[Rows from a figure dataset]
■ ■ ■

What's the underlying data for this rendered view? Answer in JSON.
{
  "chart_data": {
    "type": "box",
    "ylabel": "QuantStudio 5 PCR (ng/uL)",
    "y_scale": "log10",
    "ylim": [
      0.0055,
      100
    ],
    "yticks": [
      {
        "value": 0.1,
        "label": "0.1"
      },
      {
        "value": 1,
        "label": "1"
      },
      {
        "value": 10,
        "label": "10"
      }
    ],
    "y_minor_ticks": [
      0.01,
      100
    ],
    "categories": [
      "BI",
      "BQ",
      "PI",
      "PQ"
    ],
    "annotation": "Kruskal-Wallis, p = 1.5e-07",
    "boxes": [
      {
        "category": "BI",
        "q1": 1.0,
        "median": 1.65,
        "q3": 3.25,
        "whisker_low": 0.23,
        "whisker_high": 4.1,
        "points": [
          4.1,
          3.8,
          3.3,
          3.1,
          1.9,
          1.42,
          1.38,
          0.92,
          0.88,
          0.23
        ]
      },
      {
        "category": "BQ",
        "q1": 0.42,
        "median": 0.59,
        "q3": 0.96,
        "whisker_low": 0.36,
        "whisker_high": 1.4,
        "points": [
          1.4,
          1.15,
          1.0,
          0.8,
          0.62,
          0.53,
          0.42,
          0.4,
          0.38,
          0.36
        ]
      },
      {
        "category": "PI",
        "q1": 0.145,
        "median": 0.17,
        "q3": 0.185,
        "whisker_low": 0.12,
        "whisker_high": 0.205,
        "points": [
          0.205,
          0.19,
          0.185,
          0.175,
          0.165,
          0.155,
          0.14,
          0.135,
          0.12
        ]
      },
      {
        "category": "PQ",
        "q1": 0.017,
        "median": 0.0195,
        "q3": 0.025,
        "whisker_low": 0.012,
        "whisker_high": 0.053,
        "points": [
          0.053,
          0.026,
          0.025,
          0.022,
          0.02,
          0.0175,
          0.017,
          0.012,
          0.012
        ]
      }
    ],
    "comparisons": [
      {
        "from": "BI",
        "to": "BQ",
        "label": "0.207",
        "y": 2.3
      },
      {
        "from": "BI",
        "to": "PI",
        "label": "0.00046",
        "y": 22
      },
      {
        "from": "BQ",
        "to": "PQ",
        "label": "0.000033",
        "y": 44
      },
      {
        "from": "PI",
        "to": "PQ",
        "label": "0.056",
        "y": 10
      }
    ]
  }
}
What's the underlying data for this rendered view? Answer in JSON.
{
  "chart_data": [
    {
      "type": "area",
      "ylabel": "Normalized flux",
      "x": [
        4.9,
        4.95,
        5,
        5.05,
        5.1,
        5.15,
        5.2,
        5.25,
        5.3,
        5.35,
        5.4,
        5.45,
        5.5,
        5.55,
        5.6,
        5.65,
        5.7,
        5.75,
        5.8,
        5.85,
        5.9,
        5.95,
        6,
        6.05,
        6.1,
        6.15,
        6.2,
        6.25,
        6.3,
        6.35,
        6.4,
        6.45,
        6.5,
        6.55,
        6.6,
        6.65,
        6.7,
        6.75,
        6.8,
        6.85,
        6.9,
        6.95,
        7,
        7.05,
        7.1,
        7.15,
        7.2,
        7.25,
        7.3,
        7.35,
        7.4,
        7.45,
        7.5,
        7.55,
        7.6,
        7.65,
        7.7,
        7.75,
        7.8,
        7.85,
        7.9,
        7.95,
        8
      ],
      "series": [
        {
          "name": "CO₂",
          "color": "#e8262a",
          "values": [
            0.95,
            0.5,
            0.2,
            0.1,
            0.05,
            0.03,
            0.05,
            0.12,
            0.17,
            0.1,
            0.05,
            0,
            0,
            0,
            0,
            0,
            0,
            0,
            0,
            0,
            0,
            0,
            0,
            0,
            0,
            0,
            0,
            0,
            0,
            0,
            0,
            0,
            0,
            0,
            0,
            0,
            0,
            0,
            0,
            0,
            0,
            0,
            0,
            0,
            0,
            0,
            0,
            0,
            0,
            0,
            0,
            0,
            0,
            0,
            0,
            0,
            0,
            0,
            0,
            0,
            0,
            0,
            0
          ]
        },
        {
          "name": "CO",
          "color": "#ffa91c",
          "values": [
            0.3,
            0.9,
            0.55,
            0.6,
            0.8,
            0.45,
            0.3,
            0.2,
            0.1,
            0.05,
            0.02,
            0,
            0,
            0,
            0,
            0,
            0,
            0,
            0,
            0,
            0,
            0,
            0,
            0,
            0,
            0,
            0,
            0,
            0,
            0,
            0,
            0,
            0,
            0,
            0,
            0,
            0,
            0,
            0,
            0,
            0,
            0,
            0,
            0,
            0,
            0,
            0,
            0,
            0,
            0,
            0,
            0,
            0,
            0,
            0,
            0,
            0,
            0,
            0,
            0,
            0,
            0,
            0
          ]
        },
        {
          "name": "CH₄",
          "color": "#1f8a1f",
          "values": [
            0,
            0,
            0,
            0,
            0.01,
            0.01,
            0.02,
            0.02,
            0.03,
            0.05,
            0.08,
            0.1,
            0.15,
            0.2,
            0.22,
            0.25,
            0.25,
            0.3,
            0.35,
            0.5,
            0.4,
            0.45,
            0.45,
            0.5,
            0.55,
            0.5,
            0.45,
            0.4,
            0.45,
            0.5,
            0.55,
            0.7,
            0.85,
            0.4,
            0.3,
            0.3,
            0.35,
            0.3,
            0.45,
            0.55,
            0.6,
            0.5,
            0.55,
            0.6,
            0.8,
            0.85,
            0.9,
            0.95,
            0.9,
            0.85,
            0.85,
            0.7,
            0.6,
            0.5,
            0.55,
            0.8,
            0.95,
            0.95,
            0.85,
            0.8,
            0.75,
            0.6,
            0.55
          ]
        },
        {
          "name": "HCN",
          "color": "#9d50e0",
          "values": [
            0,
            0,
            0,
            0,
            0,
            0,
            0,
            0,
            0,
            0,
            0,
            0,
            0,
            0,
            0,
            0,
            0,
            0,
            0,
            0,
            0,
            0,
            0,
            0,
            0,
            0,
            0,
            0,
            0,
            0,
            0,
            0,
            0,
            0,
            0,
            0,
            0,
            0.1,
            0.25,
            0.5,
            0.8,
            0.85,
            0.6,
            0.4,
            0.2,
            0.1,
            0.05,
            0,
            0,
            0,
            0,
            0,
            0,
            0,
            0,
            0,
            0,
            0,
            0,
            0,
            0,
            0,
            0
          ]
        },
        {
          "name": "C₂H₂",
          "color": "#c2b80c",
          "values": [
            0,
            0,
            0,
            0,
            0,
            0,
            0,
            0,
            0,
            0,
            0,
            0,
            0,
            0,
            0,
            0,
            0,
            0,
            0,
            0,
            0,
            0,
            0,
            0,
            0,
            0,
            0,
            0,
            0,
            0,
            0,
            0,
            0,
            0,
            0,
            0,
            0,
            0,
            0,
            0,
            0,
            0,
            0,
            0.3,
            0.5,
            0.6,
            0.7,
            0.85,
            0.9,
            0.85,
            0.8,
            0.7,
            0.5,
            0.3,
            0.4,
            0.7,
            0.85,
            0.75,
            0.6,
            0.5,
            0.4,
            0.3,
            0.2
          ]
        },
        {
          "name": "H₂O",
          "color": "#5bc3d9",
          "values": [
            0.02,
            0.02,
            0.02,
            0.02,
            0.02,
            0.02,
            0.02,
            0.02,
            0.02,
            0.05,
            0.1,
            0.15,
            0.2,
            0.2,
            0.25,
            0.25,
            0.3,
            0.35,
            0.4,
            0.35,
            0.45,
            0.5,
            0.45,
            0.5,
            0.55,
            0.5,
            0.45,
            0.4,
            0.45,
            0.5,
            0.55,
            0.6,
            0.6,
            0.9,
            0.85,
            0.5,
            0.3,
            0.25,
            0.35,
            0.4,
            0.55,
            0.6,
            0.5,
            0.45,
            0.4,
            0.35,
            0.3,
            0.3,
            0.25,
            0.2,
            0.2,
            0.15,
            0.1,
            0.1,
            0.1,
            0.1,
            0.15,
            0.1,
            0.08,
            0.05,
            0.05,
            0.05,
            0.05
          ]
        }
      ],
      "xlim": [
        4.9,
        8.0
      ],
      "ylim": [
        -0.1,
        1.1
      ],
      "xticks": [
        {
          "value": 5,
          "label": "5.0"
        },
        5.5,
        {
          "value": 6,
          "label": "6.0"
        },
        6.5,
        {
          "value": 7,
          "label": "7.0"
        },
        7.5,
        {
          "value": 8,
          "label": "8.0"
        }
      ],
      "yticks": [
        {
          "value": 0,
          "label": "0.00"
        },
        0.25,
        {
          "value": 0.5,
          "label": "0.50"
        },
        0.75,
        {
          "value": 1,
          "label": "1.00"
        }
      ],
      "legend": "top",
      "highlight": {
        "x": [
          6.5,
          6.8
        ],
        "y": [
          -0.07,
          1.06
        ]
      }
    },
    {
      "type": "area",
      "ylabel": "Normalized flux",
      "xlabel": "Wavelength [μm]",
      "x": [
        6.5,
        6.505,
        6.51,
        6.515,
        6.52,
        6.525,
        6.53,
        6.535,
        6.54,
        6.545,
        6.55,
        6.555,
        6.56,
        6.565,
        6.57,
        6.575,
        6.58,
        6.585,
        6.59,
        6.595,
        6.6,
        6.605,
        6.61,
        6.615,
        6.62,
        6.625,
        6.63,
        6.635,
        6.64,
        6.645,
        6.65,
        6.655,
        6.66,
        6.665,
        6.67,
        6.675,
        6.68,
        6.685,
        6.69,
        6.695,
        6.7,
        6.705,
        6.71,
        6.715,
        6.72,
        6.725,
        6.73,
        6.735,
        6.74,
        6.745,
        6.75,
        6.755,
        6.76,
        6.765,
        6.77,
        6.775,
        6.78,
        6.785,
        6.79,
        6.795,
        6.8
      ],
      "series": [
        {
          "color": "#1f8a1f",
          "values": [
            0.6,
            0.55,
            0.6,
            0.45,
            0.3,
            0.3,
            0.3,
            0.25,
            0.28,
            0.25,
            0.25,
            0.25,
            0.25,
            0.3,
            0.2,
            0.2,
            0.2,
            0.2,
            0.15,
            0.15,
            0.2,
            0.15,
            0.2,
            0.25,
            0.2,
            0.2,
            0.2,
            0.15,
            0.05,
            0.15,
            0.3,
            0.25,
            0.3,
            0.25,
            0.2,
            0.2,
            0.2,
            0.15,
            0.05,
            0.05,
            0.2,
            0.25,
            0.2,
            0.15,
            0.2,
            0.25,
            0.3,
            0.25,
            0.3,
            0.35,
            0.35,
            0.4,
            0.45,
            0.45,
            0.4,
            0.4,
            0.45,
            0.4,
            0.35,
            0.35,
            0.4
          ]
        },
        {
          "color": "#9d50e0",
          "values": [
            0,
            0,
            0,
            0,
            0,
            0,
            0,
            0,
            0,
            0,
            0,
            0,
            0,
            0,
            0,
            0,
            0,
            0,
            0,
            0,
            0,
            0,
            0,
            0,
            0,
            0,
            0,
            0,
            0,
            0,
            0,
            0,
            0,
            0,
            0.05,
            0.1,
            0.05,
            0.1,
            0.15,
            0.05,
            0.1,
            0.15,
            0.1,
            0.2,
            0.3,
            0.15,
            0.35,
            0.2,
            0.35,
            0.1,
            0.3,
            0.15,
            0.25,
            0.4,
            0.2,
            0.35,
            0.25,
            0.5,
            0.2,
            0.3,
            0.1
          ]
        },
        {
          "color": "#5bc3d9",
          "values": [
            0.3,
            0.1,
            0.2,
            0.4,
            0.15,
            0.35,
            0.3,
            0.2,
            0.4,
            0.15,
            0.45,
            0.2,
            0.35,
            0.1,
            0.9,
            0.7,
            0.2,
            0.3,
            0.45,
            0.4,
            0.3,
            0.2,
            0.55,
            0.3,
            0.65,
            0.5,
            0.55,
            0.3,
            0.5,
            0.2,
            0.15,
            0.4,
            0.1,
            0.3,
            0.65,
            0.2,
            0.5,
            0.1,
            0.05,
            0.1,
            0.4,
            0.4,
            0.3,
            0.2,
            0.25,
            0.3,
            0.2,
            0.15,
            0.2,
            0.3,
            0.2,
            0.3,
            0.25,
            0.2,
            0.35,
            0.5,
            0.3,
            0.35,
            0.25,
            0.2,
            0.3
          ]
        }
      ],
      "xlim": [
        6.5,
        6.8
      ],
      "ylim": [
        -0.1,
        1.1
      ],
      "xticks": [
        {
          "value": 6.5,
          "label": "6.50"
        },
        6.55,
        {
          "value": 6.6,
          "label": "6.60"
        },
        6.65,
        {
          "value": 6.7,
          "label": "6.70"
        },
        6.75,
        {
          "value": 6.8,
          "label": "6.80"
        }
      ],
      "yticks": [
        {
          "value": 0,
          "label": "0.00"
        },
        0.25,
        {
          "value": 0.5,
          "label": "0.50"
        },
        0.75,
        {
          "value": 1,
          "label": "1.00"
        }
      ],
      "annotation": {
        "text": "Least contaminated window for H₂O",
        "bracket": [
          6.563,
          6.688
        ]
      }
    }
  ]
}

■ ■ ■

* [Instructions to follow]:
From the listing above, copy out each line where the word "category" appears.

* [Result of this task]:
        "category": "BI",
        "category": "BQ",
        "category": "PI",
        "category": "PQ",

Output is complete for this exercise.